| DATA RECORDS |

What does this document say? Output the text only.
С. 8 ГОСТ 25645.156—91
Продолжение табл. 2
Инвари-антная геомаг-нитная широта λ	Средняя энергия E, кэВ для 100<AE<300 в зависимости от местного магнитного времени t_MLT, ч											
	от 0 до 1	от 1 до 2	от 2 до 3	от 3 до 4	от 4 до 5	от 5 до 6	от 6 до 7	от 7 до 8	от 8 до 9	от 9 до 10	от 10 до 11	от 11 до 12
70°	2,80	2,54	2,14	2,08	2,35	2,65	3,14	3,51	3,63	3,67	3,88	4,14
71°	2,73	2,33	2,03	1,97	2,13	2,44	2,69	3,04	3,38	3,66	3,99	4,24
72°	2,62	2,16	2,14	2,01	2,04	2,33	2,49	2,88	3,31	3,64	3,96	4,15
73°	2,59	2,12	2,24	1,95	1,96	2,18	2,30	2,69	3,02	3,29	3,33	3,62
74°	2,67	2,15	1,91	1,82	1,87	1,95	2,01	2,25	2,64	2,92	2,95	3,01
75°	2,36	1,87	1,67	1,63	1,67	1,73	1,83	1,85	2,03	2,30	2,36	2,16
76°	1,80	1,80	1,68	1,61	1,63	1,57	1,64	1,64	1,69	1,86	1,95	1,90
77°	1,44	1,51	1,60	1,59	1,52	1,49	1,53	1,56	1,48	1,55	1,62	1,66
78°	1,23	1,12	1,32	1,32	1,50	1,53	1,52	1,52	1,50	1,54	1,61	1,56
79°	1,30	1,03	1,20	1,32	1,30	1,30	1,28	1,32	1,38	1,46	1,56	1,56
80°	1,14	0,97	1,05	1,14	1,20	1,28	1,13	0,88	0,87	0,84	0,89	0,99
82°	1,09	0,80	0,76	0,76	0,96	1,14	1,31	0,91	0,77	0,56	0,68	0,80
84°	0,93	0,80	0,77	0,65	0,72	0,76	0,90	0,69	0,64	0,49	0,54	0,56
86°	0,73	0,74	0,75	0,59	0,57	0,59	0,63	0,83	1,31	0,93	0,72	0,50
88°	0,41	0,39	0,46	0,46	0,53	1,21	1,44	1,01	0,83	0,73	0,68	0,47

| THE TASK |
Each record should come back exactly as written.

| COMPLETE RESPONSE |
What does this document say? Output the text only.
С. 8 ГОСТ 25645.156—91
Продолжение табл. 2
Инвари-антная геомаг-нитная широта λ	Средняя энергия E, кэВ для 100<AE<300 в зависимости от местного магнитного времени t_MLT, ч											
	от 0 до 1	от 1 до 2	от 2 до 3	от 3 до 4	от 4 до 5	от 5 до 6	от 6 до 7	от 7 до 8	от 8 до 9	от 9 до 10	от 10 до 11	от 11 до 12
70°	2,80	2,54	2,14	2,08	2,35	2,65	3,14	3,51	3,63	3,67	3,88	4,14
71°	2,73	2,33	2,03	1,97	2,13	2,44	2,69	3,04	3,38	3,66	3,99	4,24
72°	2,62	2,16	2,14	2,01	2,04	2,33	2,49	2,88	3,31	3,64	3,96	4,15
73°	2,59	2,12	2,24	1,95	1,96	2,18	2,30	2,69	3,02	3,29	3,33	3,62
74°	2,67	2,15	1,91	1,82	1,87	1,95	2,01	2,25	2,64	2,92	2,95	3,01
75°	2,36	1,87	1,67	1,63	1,67	1,73	1,83	1,85	2,03	2,30	2,36	2,16
76°	1,80	1,80	1,68	1,61	1,63	1,57	1,64	1,64	1,69	1,86	1,95	1,90
77°	1,44	1,51	1,60	1,59	1,52	1,49	1,53	1,56	1,48	1,55	1,62	1,66
78°	1,23	1,12	1,32	1,32	1,50	1,53	1,52	1,52	1,50	1,54	1,61	1,56
79°	1,30	1,03	1,20	1,32	1,30	1,30	1,28	1,32	1,38	1,46	1,56	1,56
80°	1,14	0,97	1,05	1,14	1,20	1,28	1,13	0,88	0,87	0,84	0,89	0,99
82°	1,09	0,80	0,76	0,76	0,96	1,14	1,31	0,91	0,77	0,56	0,68	0,80
84°	0,93	0,80	0,77	0,65	0,72	0,76	0,90	0,69	0,64	0,49	0,54	0,56
86°	0,73	0,74	0,75	0,59	0,57	0,59	0,63	0,83	1,31	0,93	0,72	0,50
88°	0,41	0,39	0,46	0,46	0,53	1,21	1,44	1,01	0,83	0,73	0,68	0,47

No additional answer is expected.